▸ **Task goal**
What follows are records. Restate all of them word for word.

※ ※ ※

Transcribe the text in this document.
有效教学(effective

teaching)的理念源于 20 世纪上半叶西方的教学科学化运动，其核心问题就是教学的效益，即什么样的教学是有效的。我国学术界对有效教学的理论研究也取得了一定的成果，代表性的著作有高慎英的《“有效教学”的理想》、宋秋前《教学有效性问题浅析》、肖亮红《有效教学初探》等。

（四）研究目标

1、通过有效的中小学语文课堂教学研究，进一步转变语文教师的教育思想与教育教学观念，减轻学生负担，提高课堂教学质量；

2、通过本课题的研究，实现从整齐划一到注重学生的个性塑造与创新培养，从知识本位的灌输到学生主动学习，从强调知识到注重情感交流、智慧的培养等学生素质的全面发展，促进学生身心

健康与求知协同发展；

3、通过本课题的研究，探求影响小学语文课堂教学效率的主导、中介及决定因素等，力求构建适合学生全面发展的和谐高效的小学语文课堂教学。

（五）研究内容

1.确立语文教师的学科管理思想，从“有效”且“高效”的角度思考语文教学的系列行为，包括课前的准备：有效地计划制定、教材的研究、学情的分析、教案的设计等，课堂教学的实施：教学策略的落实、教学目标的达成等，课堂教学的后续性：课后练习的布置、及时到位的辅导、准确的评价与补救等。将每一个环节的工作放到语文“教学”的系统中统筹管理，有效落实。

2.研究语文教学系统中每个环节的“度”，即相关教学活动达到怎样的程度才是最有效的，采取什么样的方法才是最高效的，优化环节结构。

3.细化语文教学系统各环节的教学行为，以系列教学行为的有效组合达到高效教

※ ※ ※

▸ **Output of the task**
Transcribe the text in this document.
有效教学(effective

teaching)的理念源于 20 世纪上半叶西方的教学科学化运动，其核心问题就是教学的效益，即什么样的教学是有效的。我国学术界对有效教学的理论研究也取得了一定的成果，代表性的著作有高慎英的《“有效教学”的理想》、宋秋前《教学有效性问题浅析》、肖亮红《有效教学初探》等。

（四）研究目标

1、通过有效的中小学语文课堂教学研究，进一步转变语文教师的教育思想与教育教学观念，减轻学生负担，提高课堂教学质量；

2、通过本课题的研究，实现从整齐划一到注重学生的个性塑造与创新培养，从知识本位的灌输到学生主动学习，从强调知识到注重情感交流、智慧的培养等学生素质的全面发展，促进学生身心

健康与求知协同发展；

3、通过本课题的研究，探求影响小学语文课堂教学效率的主导、中介及决定因素等，力求构建适合学生全面发展的和谐高效的小学语文课堂教学。

（五）研究内容

1.确立语文教师的学科管理思想，从“有效”且“高效”的角度思考语文教学的系列行为，包括课前的准备：有效地计划制定、教材的研究、学情的分析、教案的设计等，课堂教学的实施：教学策略的落实、教学目标的达成等，课堂教学的后续性：课后练习的布置、及时到位的辅导、准确的评价与补救等。将每一个环节的工作放到语文“教学”的系统中统筹管理，有效落实。

2.研究语文教学系统中每个环节的“度”，即相关教学活动达到怎样的程度才是最有效的，采取什么样的方法才是最高效的，优化环节结构。

3.细化语文教学系统各环节的教学行为，以系列教学行为的有效组合达到高效教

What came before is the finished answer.